The exercise => Wherever the string "کرتا" appears in the listing, copy that line.

Available data =>

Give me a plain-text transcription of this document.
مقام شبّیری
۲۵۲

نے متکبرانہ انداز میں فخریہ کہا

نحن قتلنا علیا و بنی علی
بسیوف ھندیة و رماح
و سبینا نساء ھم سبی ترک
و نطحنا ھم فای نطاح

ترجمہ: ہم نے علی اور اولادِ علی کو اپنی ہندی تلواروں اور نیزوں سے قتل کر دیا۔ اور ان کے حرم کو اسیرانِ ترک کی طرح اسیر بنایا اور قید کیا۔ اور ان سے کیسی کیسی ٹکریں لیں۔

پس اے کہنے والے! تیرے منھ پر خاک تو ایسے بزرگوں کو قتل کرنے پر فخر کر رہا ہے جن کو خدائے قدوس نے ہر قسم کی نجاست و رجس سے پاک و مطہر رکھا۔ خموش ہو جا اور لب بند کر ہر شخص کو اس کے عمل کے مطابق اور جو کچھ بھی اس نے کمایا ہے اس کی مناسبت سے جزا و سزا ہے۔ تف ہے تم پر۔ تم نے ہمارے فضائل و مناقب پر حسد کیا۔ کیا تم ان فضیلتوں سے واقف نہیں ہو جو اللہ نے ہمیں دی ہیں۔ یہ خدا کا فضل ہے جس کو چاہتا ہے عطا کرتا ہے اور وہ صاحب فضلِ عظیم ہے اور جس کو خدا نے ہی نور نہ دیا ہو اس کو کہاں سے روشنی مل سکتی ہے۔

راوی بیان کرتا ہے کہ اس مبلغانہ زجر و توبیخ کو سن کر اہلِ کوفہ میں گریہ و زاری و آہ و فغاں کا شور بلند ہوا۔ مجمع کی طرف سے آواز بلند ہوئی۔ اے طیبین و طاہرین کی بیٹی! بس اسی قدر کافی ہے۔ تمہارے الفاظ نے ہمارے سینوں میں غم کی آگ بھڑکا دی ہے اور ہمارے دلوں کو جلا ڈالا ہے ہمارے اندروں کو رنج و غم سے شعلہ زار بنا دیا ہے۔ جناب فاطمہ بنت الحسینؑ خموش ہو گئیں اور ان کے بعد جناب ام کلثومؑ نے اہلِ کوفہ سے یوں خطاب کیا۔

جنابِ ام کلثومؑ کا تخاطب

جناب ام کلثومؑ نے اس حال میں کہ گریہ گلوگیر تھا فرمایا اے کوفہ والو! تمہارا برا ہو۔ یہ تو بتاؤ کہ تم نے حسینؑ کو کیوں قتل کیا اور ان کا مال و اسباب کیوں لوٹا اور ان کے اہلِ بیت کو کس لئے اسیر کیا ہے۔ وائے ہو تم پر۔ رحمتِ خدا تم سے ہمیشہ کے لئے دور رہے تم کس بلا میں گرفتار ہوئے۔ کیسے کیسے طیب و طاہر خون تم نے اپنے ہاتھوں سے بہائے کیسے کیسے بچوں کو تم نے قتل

---

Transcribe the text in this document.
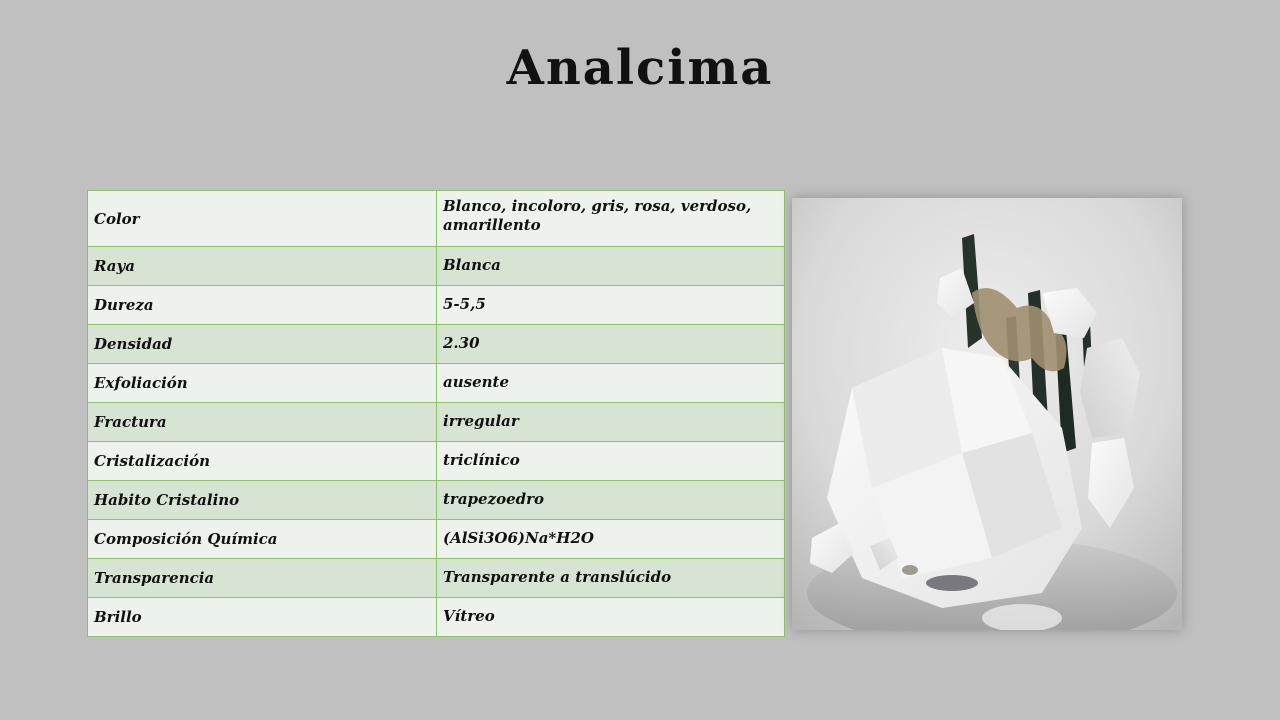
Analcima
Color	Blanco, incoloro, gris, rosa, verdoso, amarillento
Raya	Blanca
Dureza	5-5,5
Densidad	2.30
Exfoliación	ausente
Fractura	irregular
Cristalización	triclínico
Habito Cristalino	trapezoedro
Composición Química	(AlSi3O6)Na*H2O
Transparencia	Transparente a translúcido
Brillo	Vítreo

Exercise result =>
پس اے کہنے والے! تیرے منھ پر خاک تو ایسے بزرگوں کو قتل کرنے پر فخر کر رہا ہے جن کو خدائے قدوس نے ہر قسم کی نجاست و رجس سے پاک و مطہر رکھا۔ خموش ہو جا اور لب بند کر ہر شخص کو اس کے عمل کے مطابق اور جو کچھ بھی اس نے کمایا ہے اس کی مناسبت سے جزا و سزا ہے۔ تف ہے تم پر۔ تم نے ہمارے فضائل و مناقب پر حسد کیا۔ کیا تم ان فضیلتوں سے واقف نہیں ہو جو اللہ نے ہمیں دی ہیں۔ یہ خدا کا فضل ہے جس کو چاہتا ہے عطا کرتا ہے اور وہ صاحب فضلِ عظیم ہے اور جس کو خدا نے ہی نور نہ دیا ہو اس کو کہاں سے روشنی مل سکتی ہے۔
راوی بیان کرتا ہے کہ اس مبلغانہ زجر و توبیخ کو سن کر اہلِ کوفہ میں گریہ و زاری و آہ و فغاں کا شور بلند ہوا۔ مجمع کی طرف سے آواز بلند ہوئی۔ اے طیبین و طاہرین کی بیٹی! بس اسی قدر کافی ہے۔ تمہارے الفاظ نے ہمارے سینوں میں غم کی آگ بھڑکا دی ہے اور ہمارے دلوں کو جلا ڈالا ہے ہمارے اندروں کو رنج و غم سے شعلہ زار بنا دیا ہے۔ جناب فاطمہ بنت الحسینؑ خموش ہو گئیں اور ان کے بعد جناب ام کلثومؑ نے اہلِ کوفہ سے یوں خطاب کیا۔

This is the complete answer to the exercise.